● **Record excerpts**
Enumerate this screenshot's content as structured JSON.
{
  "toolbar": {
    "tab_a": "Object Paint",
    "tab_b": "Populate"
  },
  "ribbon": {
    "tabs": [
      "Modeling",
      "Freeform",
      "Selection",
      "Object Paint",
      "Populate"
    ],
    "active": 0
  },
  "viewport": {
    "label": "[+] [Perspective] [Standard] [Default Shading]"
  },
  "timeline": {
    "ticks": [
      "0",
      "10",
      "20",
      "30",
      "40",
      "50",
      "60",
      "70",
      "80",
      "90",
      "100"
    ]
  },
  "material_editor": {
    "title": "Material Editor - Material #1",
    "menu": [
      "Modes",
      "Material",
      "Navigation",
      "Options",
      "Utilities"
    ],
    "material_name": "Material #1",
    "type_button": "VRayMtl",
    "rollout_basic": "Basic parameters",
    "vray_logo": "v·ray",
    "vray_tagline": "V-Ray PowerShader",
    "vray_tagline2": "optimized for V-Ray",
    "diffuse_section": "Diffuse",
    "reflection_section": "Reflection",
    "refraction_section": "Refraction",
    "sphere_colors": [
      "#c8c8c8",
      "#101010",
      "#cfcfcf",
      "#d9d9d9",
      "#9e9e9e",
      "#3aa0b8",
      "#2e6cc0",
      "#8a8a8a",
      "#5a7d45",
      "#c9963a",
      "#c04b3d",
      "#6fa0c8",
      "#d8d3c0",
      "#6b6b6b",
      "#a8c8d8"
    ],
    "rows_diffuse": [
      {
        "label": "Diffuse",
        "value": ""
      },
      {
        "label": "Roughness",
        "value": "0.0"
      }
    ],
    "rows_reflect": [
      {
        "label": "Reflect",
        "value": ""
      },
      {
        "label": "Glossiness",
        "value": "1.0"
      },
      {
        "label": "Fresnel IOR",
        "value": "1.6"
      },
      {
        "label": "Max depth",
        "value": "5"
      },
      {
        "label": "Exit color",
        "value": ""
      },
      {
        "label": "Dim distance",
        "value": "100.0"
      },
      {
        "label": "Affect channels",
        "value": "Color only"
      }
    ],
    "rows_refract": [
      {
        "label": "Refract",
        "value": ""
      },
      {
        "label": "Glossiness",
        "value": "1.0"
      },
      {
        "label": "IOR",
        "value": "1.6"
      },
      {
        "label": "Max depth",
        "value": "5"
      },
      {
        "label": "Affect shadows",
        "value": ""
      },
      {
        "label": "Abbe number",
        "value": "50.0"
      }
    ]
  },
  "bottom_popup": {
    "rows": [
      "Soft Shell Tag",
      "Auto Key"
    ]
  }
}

● **Goal of the exercise**
Repeat the lines above exactly.

● **Answer for this exercise**
Enumerate this screenshot's content as structured JSON.
{
  "toolbar": {
    "tab_a": "Object Paint",
    "tab_b": "Populate"
  },
  "ribbon": {
    "tabs": [
      "Modeling",
      "Freeform",
      "Selection",
      "Object Paint",
      "Populate"
    ],
    "active": 0
  },
  "viewport": {
    "label": "[+] [Perspective] [Standard] [Default Shading]"
  },
  "timeline": {
    "ticks": [
      "0",
      "10",
      "20",
      "30",
      "40",
      "50",
      "60",
      "70",
      "80",
      "90",
      "100"
    ]
  },
  "material_editor": {
    "title": "Material Editor - Material #1",
    "menu": [
      "Modes",
      "Material",
      "Navigation",
      "Options",
      "Utilities"
    ],
    "material_name": "Material #1",
    "type_button": "VRayMtl",
    "rollout_basic": "Basic parameters",
    "vray_logo": "v·ray",
    "vray_tagline": "V-Ray PowerShader",
    "vray_tagline2": "optimized for V-Ray",
    "diffuse_section": "Diffuse",
    "reflection_section": "Reflection",
    "refraction_section": "Refraction",
    "sphere_colors": [
      "#c8c8c8",
      "#101010",
      "#cfcfcf",
      "#d9d9d9",
      "#9e9e9e",
      "#3aa0b8",
      "#2e6cc0",
      "#8a8a8a",
      "#5a7d45",
      "#c9963a",
      "#c04b3d",
      "#6fa0c8",
      "#d8d3c0",
      "#6b6b6b",
      "#a8c8d8"
    ],
    "rows_diffuse": [
      {
        "label": "Diffuse",
        "value": ""
      },
      {
        "label": "Roughness",
        "value": "0.0"
      }
    ],
    "rows_reflect": [
      {
        "label": "Reflect",
        "value": ""
      },
      {
        "label": "Glossiness",
        "value": "1.0"
      },
      {
        "label": "Fresnel IOR",
        "value": "1.6"
      },
      {
        "label": "Max depth",
        "value": "5"
      },
      {
        "label": "Exit color",
        "value": ""
      },
      {
        "label": "Dim distance",
        "value": "100.0"
      },
      {
        "label": "Affect channels",
        "value": "Color only"
      }
    ],
    "rows_refract": [
      {
        "label": "Refract",
        "value": ""
      },
      {
        "label": "Glossiness",
        "value": "1.0"
      },
      {
        "label": "IOR",
        "value": "1.6"
      },
      {
        "label": "Max depth",
        "value": "5"
      },
      {
        "label": "Affect shadows",
        "value": ""
      },
      {
        "label": "Abbe number",
        "value": "50.0"
      }
    ]
  },
  "bottom_popup": {
    "rows": [
      "Soft Shell Tag",
      "Auto Key"
    ]
  }
}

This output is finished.